## BEGIN RECORDS TO USE

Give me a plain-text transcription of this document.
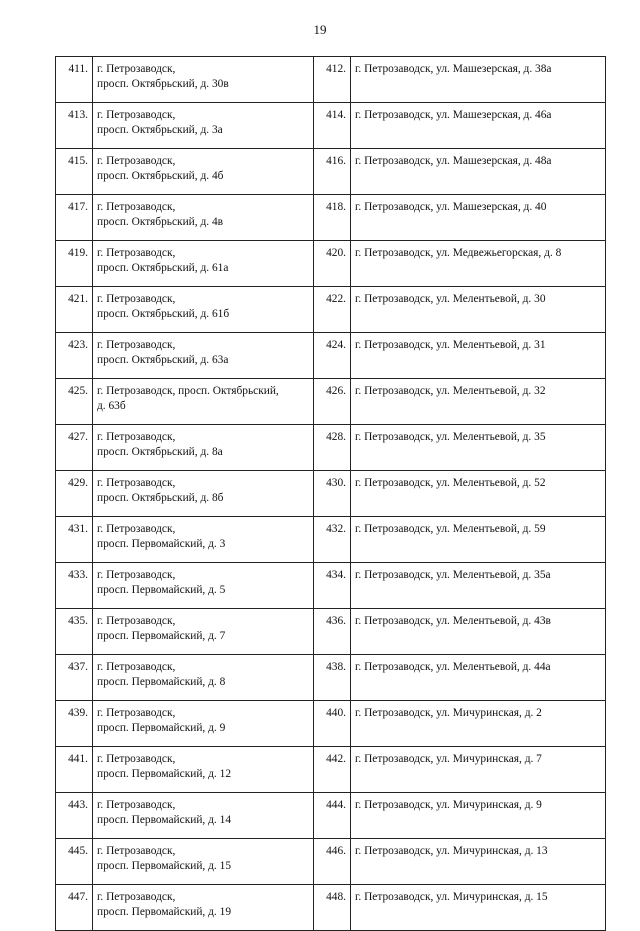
19
411.	г. Петрозаводск,
просп. Октябрьский, д. 30в	412.	г. Петрозаводск, ул. Машезерская, д. 38а

413.	г. Петрозаводск,
просп. Октябрьский, д. 3а	414.	г. Петрозаводск, ул. Машезерская, д. 46а

415.	г. Петрозаводск,
просп. Октябрьский, д. 4б	416.	г. Петрозаводск, ул. Машезерская, д. 48а

417.	г. Петрозаводск,
просп. Октябрьский, д. 4в	418.	г. Петрозаводск, ул. Машезерская, д. 40

419.	г. Петрозаводск,
просп. Октябрьский, д. 61а	420.	г. Петрозаводск, ул. Медвежьегорская, д. 8

421.	г. Петрозаводск,
просп. Октябрьский, д. 61б	422.	г. Петрозаводск, ул. Мелентьевой, д. 30

423.	г. Петрозаводск,
просп. Октябрьский, д. 63а	424.	г. Петрозаводск, ул. Мелентьевой, д. 31

425.	г. Петрозаводск, просп. Октябрьский,
д. 63б	426.	г. Петрозаводск, ул. Мелентьевой, д. 32

427.	г. Петрозаводск,
просп. Октябрьский, д. 8а	428.	г. Петрозаводск, ул. Мелентьевой, д. 35

429.	г. Петрозаводск,
просп. Октябрьский, д. 8б	430.	г. Петрозаводск, ул. Мелентьевой, д. 52

431.	г. Петрозаводск,
просп. Первомайский, д. 3	432.	г. Петрозаводск, ул. Мелентьевой, д. 59

433.	г. Петрозаводск,
просп. Первомайский, д. 5	434.	г. Петрозаводск, ул. Мелентьевой, д. 35а

435.	г. Петрозаводск,
просп. Первомайский, д. 7	436.	г. Петрозаводск, ул. Мелентьевой, д. 43в

437.	г. Петрозаводск,
просп. Первомайский, д. 8	438.	г. Петрозаводск, ул. Мелентьевой, д. 44а

439.	г. Петрозаводск,
просп. Первомайский, д. 9	440.	г. Петрозаводск, ул. Мичуринская, д. 2

441.	г. Петрозаводск,
просп. Первомайский, д. 12	442.	г. Петрозаводск, ул. Мичуринская, д. 7

443.	г. Петрозаводск,
просп. Первомайский, д. 14	444.	г. Петрозаводск, ул. Мичуринская, д. 9

445.	г. Петрозаводск,
просп. Первомайский, д. 15	446.	г. Петрозаводск, ул. Мичуринская, д. 13

447.	г. Петрозаводск,
просп. Первомайский, д. 19	448.	г. Петрозаводск, ул. Мичуринская, д. 15
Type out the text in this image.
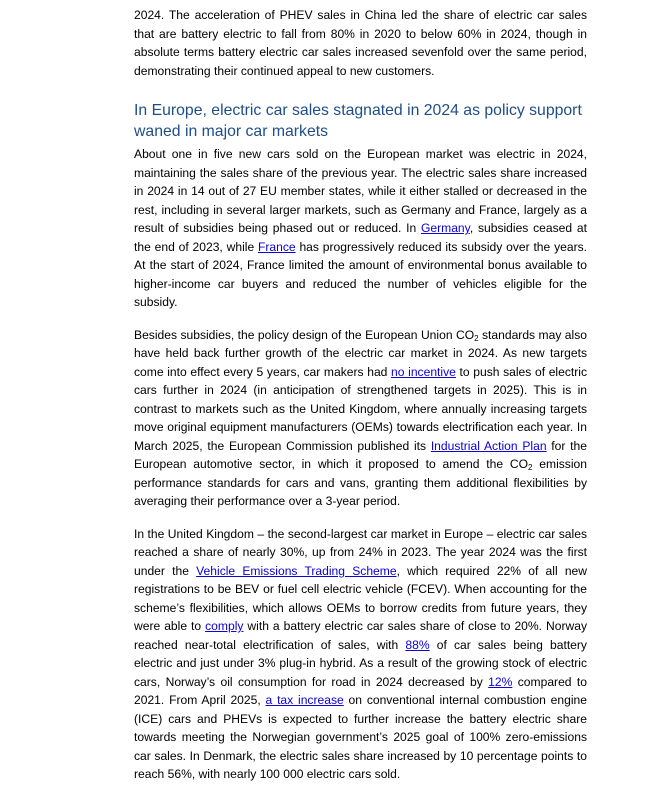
2024. The acceleration of PHEV sales in China led the share of electric car sales that are battery electric to fall from 80% in 2020 to below 60% in 2024, though in absolute terms battery electric car sales increased sevenfold over the same period, demonstrating their continued appeal to new customers.

In Europe, electric car sales stagnated in 2024 as policy support waned in major car markets

About one in five new cars sold on the European market was electric in 2024, maintaining the sales share of the previous year. The electric sales share increased in 2024 in 14 out of 27 EU member states, while it either stalled or decreased in the rest, including in several larger markets, such as Germany and France, largely as a result of subsidies being phased out or reduced. In Germany, subsidies ceased at the end of 2023, while France has progressively reduced its subsidy over the years. At the start of 2024, France limited the amount of environmental bonus available to higher-income car buyers and reduced the number of vehicles eligible for the subsidy.

Besides subsidies, the policy design of the European Union $CO_2$ standards may also have held back further growth of the electric car market in 2024. As new targets come into effect every 5 years, car makers had no incentive to push sales of electric cars further in 2024 (in anticipation of strengthened targets in 2025). This is in contrast to markets such as the United Kingdom, where annually increasing targets move original equipment manufacturers (OEMs) towards electrification each year. In March 2025, the European Commission published its Industrial Action Plan for the European automotive sector, in which it proposed to amend the $CO_2$ emission performance standards for cars and vans, granting them additional flexibilities by averaging their performance over a 3-year period.

In the United Kingdom – the second-largest car market in Europe – electric car sales reached a share of nearly 30%, up from 24% in 2023. The year 2024 was the first under the Vehicle Emissions Trading Scheme, which required 22% of all new registrations to be BEV or fuel cell electric vehicle (FCEV). When accounting for the scheme’s flexibilities, which allows OEMs to borrow credits from future years, they were able to comply with a battery electric car sales share of close to 20%. Norway reached near-total electrification of sales, with 88% of car sales being battery electric and just under 3% plug-in hybrid. As a result of the growing stock of electric cars, Norway’s oil consumption for road in 2024 decreased by 12% compared to 2021. From April 2025, a tax increase on conventional internal combustion engine (ICE) cars and PHEVs is expected to further increase the battery electric share towards meeting the Norwegian government’s 2025 goal of 100% zero-emissions car sales. In Denmark, the electric sales share increased by 10 percentage points to reach 56%, with nearly 100 000 electric cars sold.
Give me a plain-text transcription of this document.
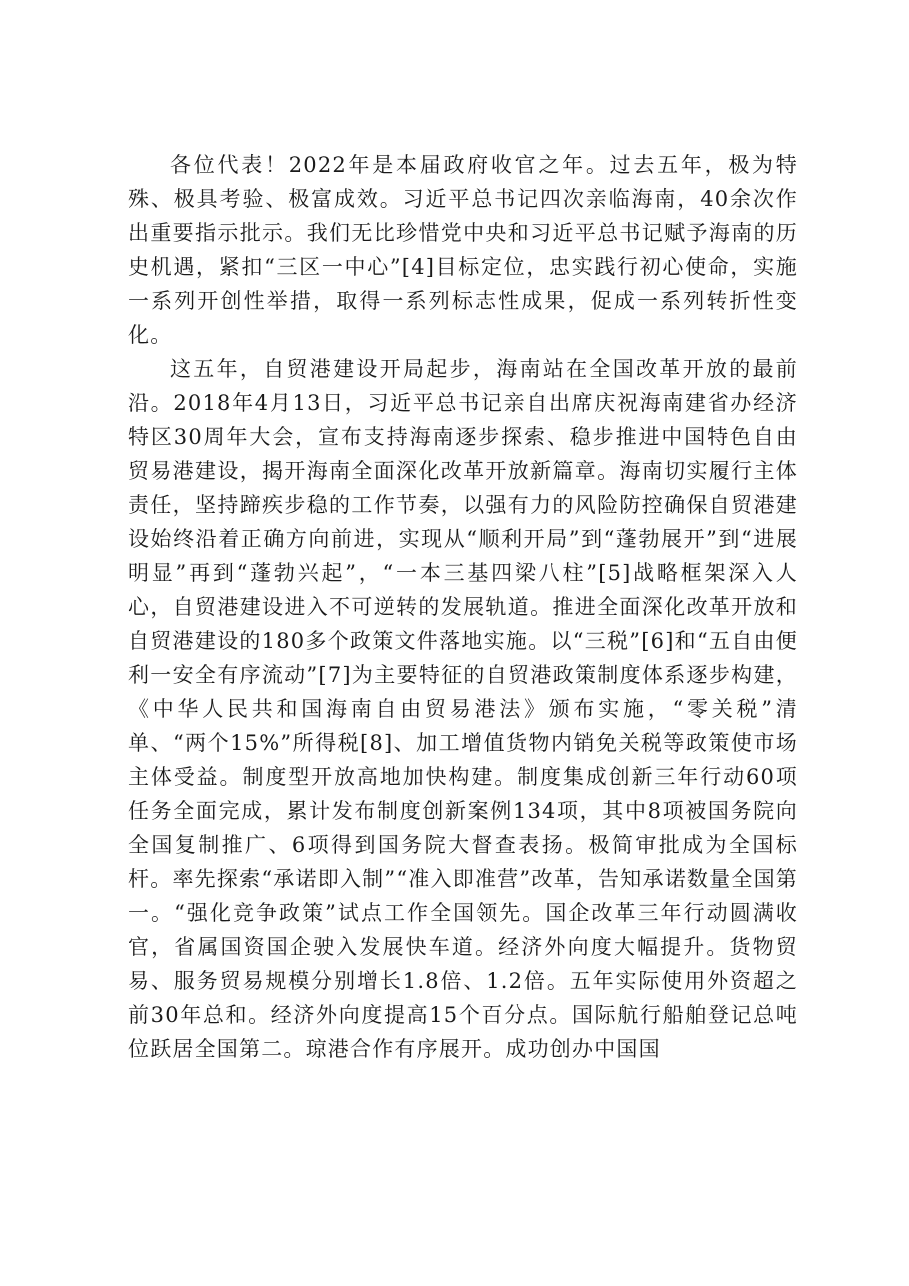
各位代表！2022年是本届政府收官之年。过去五年，极为特殊、极具考验、极富成效。习近平总书记四次亲临海南，40余次作出重要指示批示。我们无比珍惜党中央和习近平总书记赋予海南的历史机遇，紧扣“三区一中心”[4]目标定位，忠实践行初心使命，实施一系列开创性举措，取得一系列标志性成果，促成一系列转折性变化。

这五年，自贸港建设开局起步，海南站在全国改革开放的最前沿。2018年4月13日，习近平总书记亲自出席庆祝海南建省办经济特区30周年大会，宣布支持海南逐步探索、稳步推进中国特色自由贸易港建设，揭开海南全面深化改革开放新篇章。海南切实履行主体责任，坚持蹄疾步稳的工作节奏，以强有力的风险防控确保自贸港建设始终沿着正确方向前进，实现从“顺利开局”到“蓬勃展开”到“进展明显”再到“蓬勃兴起”，“一本三基四梁八柱”[5]战略框架深入人心，自贸港建设进入不可逆转的发展轨道。推进全面深化改革开放和自贸港建设的180多个政策文件落地实施。以“三税”[6]和“五自由便利一安全有序流动”[7]为主要特征的自贸港政策制度体系逐步构建，《中华人民共和国海南自由贸易港法》颁布实施，“零关税”清单、“两个15%”所得税[8]、加工增值货物内销免关税等政策使市场主体受益。制度型开放高地加快构建。制度集成创新三年行动60项任务全面完成，累计发布制度创新案例134项，其中8项被国务院向全国复制推广、6项得到国务院大督查表扬。极简审批成为全国标杆。率先探索“承诺即入制”“准入即准营”改革，告知承诺数量全国第一。“强化竞争政策”试点工作全国领先。国企改革三年行动圆满收官，省属国资国企驶入发展快车道。经济外向度大幅提升。货物贸易、服务贸易规模分别增长1.8倍、1.2倍。五年实际使用外资超之前30年总和。经济外向度提高15个百分点。国际航行船舶登记总吨位跃居全国第二。琼港合作有序展开。成功创办中国国
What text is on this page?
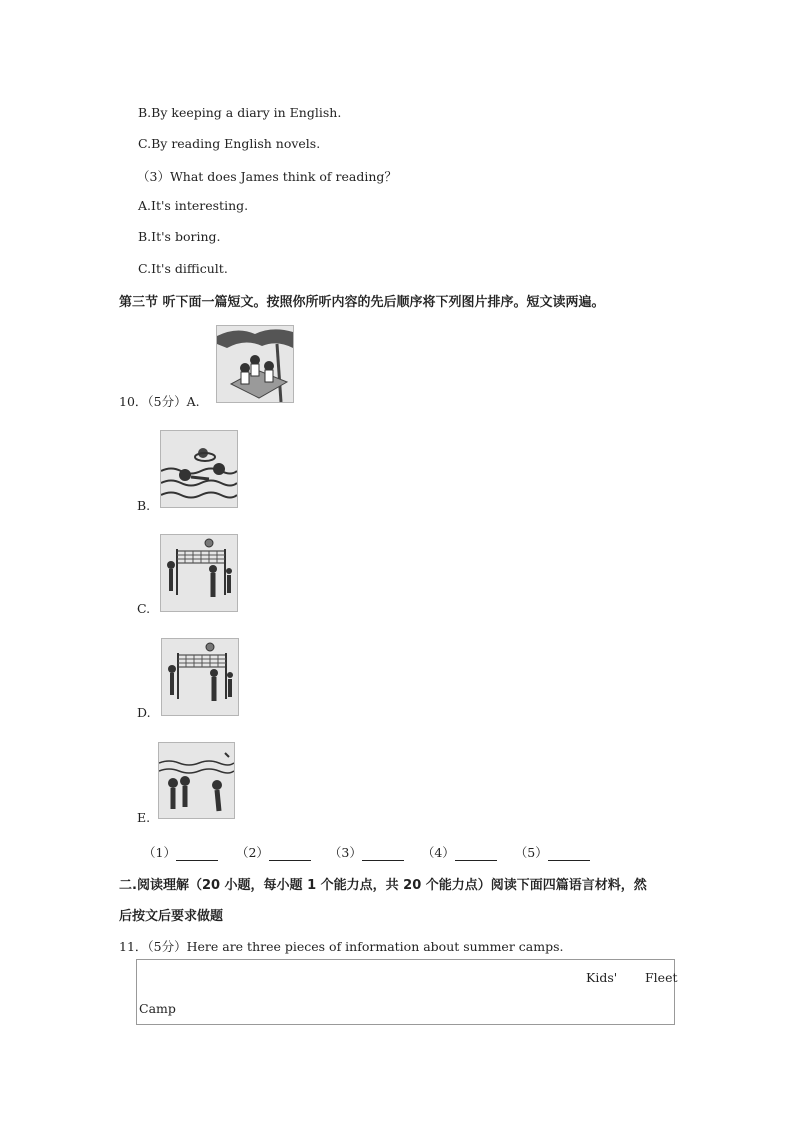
B.By keeping a diary in English.
C.By reading English novels.
（3）What does James think of reading？
A.It's interesting.
B.It's boring.
C.It's difficult.
第三节 听下面一篇短文。按照你所听内容的先后顺序将下列图片排序。短文读两遍。
10．（5分）A.
B.
C.
D.
E.
（1）	（2）	（3）	（4）	（5）
二.阅读理解（20 小题，每小题 1 个能力点，共 20 个能力点）阅读下面四篇语言材料，然
后按文后要求做题
11．（5分）Here are three pieces of information about summer camps.
Kids' Fleet
Camp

## END RECORDS TO USE

* EXERCISE PROMPT: Gather all lines from the records above in which "English" appears.

* ANSWER TO THE EXERCISE:
B.By keeping a diary in English.
C.By reading English novels.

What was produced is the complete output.